◆ **Stated task**:
Reproduce the records. Keep every word exact and include no images.

Extracted records
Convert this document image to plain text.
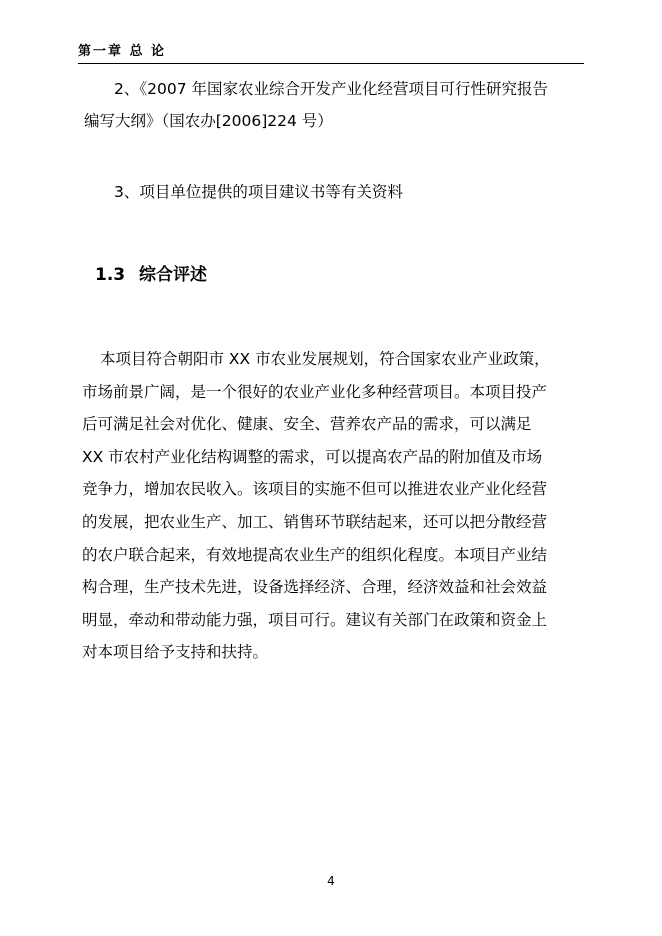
第一章 总 论
2、《2007 年国家农业综合开发产业化经营项目可行性研究报告
编写大纲》（国农办[2006]224 号）
3、项目单位提供的项目建议书等有关资料
1.3 综合评述
本项目符合朝阳市 XX 市农业发展规划，符合国家农业产业政策，
市场前景广阔，是一个很好的农业产业化多种经营项目。本项目投产
后可满足社会对优化、健康、安全、营养农产品的需求，可以满足
XX 市农村产业化结构调整的需求，可以提高农产品的附加值及市场
竞争力，增加农民收入。该项目的实施不但可以推进农业产业化经营
的发展，把农业生产、加工、销售环节联结起来，还可以把分散经营
的农户联合起来，有效地提高农业生产的组织化程度。本项目产业结
构合理，生产技术先进，设备选择经济、合理，经济效益和社会效益
明显，牵动和带动能力强，项目可行。建议有关部门在政策和资金上
对本项目给予支持和扶持。
4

◆ **Solution to this exercise**:
Convert this document image to plain text.
第一章 总 论
2、《2007 年国家农业综合开发产业化经营项目可行性研究报告
编写大纲》（国农办[2006]224 号）
3、项目单位提供的项目建议书等有关资料
1.3 综合评述
本项目符合朝阳市 XX 市农业发展规划，符合国家农业产业政策，
市场前景广阔，是一个很好的农业产业化多种经营项目。本项目投产
后可满足社会对优化、健康、安全、营养农产品的需求，可以满足
XX 市农村产业化结构调整的需求，可以提高农产品的附加值及市场
竞争力，增加农民收入。该项目的实施不但可以推进农业产业化经营
的发展，把农业生产、加工、销售环节联结起来，还可以把分散经营
的农户联合起来，有效地提高农业生产的组织化程度。本项目产业结
构合理，生产技术先进，设备选择经济、合理，经济效益和社会效益
明显，牵动和带动能力强，项目可行。建议有关部门在政策和资金上
对本项目给予支持和扶持。
4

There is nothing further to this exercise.